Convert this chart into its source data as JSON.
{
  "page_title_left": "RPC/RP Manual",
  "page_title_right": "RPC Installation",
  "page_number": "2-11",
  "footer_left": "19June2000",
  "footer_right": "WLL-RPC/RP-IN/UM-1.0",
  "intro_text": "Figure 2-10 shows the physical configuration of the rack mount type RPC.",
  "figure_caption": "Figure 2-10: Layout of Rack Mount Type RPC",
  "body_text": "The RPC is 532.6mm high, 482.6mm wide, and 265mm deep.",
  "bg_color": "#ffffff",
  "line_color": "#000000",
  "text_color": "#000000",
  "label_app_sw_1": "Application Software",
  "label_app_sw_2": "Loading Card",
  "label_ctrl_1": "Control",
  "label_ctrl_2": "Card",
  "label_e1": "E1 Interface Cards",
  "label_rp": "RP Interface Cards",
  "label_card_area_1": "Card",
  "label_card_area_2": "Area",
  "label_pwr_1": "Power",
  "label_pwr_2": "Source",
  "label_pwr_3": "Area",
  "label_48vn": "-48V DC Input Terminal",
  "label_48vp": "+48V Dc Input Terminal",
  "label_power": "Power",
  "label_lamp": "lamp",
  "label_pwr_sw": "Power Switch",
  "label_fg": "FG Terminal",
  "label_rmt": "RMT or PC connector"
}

════════════════════

Give back the whole listing, word for word.

→ **Response for this exercise**
Convert this chart into its source data as JSON.
{
  "page_title_left": "RPC/RP Manual",
  "page_title_right": "RPC Installation",
  "page_number": "2-11",
  "footer_left": "19June2000",
  "footer_right": "WLL-RPC/RP-IN/UM-1.0",
  "intro_text": "Figure 2-10 shows the physical configuration of the rack mount type RPC.",
  "figure_caption": "Figure 2-10: Layout of Rack Mount Type RPC",
  "body_text": "The RPC is 532.6mm high, 482.6mm wide, and 265mm deep.",
  "bg_color": "#ffffff",
  "line_color": "#000000",
  "text_color": "#000000",
  "label_app_sw_1": "Application Software",
  "label_app_sw_2": "Loading Card",
  "label_ctrl_1": "Control",
  "label_ctrl_2": "Card",
  "label_e1": "E1 Interface Cards",
  "label_rp": "RP Interface Cards",
  "label_card_area_1": "Card",
  "label_card_area_2": "Area",
  "label_pwr_1": "Power",
  "label_pwr_2": "Source",
  "label_pwr_3": "Area",
  "label_48vn": "-48V DC Input Terminal",
  "label_48vp": "+48V Dc Input Terminal",
  "label_power": "Power",
  "label_lamp": "lamp",
  "label_pwr_sw": "Power Switch",
  "label_fg": "FG Terminal",
  "label_rmt": "RMT or PC connector"
}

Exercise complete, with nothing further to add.